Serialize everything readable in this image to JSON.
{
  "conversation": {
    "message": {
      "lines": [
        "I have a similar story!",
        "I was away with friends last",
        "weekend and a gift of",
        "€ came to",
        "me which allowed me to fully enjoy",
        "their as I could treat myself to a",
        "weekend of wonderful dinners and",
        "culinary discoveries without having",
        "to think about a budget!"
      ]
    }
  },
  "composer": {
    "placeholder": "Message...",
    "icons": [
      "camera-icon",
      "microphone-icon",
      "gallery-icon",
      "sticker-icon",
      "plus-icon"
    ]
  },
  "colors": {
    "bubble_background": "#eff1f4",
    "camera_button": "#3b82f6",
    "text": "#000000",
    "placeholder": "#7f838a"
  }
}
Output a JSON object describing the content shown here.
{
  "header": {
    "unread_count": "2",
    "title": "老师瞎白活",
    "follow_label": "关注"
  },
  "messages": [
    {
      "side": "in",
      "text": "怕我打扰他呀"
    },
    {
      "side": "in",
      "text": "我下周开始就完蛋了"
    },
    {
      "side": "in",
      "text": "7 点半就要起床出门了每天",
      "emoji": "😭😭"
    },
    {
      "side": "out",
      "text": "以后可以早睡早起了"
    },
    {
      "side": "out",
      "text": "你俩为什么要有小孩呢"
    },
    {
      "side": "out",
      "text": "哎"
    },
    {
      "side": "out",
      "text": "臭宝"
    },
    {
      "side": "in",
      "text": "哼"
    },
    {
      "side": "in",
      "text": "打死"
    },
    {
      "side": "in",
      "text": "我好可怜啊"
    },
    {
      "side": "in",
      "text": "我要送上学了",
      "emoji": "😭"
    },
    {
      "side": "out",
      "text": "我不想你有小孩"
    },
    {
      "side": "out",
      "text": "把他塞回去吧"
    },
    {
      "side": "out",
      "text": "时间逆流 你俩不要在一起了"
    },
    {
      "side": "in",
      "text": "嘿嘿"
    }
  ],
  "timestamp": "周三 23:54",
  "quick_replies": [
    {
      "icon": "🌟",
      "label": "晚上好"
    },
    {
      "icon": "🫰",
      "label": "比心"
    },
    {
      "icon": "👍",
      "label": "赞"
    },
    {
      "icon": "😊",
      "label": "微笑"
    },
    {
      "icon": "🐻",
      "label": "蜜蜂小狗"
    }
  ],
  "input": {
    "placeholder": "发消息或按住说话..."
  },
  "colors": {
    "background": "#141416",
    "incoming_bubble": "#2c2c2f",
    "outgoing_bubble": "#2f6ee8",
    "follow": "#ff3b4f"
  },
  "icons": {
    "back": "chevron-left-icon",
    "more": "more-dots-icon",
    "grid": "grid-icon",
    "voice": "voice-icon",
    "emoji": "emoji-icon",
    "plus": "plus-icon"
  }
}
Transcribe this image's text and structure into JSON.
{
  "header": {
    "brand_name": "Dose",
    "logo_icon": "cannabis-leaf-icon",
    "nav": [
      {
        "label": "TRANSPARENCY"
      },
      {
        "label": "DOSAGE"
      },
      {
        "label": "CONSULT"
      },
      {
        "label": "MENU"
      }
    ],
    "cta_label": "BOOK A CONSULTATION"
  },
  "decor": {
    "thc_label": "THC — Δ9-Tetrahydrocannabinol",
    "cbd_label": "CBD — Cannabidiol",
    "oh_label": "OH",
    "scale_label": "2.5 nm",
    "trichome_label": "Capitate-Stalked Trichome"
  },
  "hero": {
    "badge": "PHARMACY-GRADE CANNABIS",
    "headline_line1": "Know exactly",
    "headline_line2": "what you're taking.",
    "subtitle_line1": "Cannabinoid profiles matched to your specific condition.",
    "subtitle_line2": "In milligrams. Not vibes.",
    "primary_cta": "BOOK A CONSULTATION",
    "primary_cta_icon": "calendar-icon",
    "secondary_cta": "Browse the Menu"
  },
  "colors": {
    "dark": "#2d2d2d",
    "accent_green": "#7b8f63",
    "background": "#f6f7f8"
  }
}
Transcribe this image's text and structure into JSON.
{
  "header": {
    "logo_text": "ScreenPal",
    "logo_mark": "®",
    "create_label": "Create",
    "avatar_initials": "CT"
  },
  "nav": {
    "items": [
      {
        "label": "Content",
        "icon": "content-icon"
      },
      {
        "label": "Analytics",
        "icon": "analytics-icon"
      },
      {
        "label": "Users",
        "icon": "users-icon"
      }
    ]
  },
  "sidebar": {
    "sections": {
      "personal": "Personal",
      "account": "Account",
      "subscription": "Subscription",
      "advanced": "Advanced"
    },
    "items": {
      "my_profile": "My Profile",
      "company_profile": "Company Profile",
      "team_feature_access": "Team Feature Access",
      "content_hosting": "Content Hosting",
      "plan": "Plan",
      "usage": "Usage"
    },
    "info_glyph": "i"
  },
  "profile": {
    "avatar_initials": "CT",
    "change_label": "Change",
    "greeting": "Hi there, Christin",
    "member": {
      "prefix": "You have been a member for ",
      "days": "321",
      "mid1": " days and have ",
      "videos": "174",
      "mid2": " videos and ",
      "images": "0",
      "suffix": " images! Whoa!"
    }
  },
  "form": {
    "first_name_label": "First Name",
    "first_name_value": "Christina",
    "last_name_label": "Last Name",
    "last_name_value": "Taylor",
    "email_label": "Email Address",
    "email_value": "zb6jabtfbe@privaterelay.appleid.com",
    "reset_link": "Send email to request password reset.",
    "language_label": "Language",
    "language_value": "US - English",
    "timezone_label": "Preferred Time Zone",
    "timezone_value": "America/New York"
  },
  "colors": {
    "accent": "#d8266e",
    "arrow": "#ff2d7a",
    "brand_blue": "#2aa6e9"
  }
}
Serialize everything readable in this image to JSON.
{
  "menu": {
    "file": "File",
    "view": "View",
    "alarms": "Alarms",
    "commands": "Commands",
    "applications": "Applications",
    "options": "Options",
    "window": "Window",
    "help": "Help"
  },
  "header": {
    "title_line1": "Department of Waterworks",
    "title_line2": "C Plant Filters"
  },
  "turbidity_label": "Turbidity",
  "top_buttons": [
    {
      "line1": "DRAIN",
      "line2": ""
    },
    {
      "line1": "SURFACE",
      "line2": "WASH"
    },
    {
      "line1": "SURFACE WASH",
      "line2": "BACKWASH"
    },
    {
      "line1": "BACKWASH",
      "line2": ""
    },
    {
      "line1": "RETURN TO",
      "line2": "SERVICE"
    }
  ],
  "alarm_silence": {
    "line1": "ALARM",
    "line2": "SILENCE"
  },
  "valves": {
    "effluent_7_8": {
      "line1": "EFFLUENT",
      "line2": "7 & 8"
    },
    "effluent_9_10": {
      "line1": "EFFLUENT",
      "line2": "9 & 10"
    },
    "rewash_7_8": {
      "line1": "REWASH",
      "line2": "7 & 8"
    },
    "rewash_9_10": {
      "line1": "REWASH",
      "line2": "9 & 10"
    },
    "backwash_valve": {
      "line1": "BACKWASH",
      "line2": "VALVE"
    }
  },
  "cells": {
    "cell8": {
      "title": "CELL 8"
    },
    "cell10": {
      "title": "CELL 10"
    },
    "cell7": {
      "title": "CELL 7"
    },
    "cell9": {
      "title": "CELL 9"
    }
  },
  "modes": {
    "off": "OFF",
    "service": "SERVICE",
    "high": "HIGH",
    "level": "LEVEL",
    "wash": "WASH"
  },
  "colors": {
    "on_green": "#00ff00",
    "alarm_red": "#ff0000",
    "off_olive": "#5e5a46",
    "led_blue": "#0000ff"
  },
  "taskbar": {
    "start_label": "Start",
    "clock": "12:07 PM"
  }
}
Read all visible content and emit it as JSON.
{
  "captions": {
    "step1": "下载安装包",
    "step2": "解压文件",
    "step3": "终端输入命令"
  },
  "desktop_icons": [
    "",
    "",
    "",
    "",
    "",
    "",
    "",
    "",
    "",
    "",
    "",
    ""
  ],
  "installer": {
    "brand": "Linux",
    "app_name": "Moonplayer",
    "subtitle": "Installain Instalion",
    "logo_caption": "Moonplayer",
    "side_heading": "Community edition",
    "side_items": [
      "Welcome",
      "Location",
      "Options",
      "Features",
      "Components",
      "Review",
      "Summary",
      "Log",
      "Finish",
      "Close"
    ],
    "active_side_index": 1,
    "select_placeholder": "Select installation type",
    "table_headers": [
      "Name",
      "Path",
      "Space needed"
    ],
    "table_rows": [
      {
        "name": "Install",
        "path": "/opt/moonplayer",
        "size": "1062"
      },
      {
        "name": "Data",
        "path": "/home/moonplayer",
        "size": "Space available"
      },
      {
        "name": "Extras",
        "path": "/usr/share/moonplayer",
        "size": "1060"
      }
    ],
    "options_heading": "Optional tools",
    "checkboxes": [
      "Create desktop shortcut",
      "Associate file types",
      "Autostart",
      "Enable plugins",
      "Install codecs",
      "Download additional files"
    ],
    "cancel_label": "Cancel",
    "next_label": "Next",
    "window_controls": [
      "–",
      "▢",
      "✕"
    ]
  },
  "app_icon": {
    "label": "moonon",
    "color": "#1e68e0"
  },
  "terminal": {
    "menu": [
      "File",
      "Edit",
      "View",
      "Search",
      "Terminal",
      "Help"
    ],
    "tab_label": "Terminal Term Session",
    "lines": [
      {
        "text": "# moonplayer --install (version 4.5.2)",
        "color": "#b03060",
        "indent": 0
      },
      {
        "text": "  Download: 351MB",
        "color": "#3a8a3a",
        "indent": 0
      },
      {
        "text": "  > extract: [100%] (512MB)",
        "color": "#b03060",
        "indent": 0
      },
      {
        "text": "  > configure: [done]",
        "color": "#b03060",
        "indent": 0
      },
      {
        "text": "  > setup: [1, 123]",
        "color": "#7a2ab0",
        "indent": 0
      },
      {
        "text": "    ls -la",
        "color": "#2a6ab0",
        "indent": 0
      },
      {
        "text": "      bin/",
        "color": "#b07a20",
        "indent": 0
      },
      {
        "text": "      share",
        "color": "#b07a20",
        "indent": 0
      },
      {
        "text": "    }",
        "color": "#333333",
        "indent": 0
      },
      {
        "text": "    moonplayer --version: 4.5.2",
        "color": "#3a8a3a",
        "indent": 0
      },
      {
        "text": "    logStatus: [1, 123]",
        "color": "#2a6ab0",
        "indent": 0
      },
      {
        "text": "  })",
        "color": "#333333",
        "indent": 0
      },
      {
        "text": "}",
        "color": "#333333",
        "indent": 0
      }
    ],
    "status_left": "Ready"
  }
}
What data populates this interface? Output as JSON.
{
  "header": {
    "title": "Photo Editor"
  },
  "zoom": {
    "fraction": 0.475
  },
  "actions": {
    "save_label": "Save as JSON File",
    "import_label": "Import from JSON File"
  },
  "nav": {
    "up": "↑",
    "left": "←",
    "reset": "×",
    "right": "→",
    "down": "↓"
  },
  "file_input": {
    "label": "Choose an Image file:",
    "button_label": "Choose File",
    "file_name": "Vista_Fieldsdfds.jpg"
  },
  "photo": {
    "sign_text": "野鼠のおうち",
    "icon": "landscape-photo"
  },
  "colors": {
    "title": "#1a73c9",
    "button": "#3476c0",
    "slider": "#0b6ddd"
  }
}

-=-=-

:: Task prompt ::
Return, word for word, each line from the line that contains "What data populates" to the end of the listing above; include both end lines and nothing else.

:: Expected answer ::
What data populates this interface? Output as JSON.
{
  "header": {
    "title": "Photo Editor"
  },
  "zoom": {
    "fraction": 0.475
  },
  "actions": {
    "save_label": "Save as JSON File",
    "import_label": "Import from JSON File"
  },
  "nav": {
    "up": "↑",
    "left": "←",
    "reset": "×",
    "right": "→",
    "down": "↓"
  },
  "file_input": {
    "label": "Choose an Image file:",
    "button_label": "Choose File",
    "file_name": "Vista_Fieldsdfds.jpg"
  },
  "photo": {
    "sign_text": "野鼠のおうち",
    "icon": "landscape-photo"
  },
  "colors": {
    "title": "#1a73c9",
    "button": "#3476c0",
    "slider": "#0b6ddd"
  }
}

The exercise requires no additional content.